Entries with figure data
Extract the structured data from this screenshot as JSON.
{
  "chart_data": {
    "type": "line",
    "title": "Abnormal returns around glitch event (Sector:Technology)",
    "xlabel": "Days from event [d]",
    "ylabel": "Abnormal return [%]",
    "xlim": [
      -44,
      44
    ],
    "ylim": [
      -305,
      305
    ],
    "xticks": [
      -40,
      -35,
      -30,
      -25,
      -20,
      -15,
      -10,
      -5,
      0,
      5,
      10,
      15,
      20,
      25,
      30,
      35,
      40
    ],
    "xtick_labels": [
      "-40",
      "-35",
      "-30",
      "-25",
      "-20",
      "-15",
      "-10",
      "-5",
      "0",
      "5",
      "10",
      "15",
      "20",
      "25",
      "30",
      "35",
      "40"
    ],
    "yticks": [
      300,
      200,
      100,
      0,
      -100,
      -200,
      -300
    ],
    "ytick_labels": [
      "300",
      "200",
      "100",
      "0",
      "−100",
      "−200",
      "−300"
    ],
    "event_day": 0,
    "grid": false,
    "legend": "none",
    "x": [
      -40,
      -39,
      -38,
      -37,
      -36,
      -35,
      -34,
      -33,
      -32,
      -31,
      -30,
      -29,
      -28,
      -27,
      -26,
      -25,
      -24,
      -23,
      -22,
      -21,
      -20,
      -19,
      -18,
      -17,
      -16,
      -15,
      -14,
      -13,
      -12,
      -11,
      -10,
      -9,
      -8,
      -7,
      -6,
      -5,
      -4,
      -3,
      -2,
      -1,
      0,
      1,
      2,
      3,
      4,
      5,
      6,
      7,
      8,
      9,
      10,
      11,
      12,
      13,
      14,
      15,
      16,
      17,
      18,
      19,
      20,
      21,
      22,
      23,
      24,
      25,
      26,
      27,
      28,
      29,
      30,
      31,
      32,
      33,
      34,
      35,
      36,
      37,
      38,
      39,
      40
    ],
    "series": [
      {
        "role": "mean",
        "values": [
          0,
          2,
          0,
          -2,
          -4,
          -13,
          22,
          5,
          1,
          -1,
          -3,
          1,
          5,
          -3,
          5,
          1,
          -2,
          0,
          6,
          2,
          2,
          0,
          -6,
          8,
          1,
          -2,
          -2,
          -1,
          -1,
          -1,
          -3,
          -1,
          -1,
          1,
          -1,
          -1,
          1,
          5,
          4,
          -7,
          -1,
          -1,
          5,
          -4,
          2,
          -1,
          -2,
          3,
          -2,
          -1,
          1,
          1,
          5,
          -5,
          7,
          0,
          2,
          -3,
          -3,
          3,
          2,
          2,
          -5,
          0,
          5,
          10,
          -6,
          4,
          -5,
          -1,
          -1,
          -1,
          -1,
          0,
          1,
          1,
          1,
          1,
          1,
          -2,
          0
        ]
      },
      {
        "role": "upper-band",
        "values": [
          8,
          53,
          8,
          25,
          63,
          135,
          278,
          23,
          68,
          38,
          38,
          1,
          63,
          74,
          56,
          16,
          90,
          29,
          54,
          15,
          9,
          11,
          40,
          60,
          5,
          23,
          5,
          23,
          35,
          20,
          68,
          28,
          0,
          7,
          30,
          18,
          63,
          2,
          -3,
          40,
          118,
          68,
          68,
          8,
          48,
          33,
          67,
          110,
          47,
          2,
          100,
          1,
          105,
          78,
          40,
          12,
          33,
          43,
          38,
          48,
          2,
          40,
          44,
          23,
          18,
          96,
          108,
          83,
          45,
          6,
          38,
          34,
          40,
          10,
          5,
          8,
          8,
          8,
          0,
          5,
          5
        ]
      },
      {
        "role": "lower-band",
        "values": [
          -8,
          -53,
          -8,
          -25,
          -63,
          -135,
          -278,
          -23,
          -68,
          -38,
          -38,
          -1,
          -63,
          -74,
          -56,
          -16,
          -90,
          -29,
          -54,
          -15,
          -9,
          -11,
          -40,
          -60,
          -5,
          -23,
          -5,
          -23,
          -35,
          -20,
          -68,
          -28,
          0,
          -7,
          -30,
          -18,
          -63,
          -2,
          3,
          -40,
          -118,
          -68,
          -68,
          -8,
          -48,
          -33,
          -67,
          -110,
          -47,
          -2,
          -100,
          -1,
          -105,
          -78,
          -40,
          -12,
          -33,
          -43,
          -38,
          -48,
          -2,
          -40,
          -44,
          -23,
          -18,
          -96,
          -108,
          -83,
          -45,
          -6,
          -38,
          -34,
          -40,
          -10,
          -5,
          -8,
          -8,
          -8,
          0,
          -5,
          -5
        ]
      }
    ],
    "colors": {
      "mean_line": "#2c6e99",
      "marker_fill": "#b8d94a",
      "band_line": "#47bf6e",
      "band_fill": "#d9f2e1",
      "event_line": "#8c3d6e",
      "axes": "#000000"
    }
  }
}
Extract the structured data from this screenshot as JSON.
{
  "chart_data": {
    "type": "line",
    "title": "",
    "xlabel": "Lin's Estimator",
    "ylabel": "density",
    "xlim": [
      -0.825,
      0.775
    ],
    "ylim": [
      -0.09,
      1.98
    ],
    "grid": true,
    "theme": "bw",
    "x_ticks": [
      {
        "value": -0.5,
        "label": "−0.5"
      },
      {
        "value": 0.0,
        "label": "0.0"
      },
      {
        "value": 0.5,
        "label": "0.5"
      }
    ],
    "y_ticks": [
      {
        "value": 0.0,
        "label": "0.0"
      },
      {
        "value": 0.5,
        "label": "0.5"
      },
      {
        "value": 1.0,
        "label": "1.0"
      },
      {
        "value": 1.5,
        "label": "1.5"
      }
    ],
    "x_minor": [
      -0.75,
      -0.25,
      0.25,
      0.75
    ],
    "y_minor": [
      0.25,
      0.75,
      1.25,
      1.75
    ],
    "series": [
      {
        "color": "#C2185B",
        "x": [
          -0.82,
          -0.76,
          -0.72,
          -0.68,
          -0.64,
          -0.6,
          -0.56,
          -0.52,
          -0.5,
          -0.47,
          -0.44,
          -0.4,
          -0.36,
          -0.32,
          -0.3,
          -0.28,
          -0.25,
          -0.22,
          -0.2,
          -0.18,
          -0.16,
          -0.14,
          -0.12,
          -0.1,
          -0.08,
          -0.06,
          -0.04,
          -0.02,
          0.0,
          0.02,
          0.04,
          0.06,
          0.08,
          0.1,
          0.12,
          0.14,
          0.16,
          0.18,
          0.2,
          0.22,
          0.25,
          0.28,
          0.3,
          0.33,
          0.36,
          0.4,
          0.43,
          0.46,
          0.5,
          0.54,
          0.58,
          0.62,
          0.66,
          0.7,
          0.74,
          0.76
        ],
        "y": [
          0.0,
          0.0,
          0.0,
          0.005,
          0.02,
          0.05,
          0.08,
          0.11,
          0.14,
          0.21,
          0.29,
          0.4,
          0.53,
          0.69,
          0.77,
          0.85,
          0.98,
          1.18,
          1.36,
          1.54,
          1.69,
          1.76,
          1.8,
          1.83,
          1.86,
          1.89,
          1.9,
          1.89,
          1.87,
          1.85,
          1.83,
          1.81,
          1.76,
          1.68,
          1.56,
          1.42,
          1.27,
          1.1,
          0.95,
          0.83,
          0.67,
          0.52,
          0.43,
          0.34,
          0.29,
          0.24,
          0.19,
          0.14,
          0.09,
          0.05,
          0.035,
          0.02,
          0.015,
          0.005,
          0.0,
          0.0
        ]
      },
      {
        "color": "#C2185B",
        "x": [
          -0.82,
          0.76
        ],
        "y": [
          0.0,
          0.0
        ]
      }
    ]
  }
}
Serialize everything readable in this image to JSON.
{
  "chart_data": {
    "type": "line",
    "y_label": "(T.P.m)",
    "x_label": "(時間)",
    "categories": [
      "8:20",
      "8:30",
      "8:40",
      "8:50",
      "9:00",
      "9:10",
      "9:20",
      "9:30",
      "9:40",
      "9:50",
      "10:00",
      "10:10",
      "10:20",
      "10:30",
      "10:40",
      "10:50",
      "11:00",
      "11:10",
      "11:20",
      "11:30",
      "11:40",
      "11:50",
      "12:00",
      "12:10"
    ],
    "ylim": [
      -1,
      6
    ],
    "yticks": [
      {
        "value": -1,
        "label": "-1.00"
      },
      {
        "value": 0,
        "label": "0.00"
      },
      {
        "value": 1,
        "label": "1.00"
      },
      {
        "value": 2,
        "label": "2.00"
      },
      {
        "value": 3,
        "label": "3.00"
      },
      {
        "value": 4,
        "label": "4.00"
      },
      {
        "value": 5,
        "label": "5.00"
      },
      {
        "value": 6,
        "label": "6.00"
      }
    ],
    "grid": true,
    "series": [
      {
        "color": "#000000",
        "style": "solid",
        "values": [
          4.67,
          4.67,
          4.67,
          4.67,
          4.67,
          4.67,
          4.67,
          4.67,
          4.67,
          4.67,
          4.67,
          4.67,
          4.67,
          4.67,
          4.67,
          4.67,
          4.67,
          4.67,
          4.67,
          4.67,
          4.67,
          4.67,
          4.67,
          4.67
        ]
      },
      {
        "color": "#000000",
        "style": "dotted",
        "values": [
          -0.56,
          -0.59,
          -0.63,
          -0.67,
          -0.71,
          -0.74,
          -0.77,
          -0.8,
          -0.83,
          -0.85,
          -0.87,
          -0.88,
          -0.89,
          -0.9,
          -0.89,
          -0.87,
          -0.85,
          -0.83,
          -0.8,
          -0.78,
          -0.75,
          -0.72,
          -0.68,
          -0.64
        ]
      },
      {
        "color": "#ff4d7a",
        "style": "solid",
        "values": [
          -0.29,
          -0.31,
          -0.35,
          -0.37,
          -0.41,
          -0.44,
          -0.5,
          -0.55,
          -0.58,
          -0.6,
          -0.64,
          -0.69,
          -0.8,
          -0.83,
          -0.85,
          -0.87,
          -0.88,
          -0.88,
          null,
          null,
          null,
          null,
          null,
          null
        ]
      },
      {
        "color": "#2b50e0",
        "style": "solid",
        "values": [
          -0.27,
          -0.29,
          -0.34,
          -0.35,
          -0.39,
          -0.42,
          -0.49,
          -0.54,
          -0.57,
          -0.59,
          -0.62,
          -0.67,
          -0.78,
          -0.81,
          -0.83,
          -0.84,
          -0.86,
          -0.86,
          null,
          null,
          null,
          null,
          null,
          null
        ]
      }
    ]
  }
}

WORK REQUIRED:
Report how many lines include the word "xlabel". Give nothing but the number.

RESULT:
2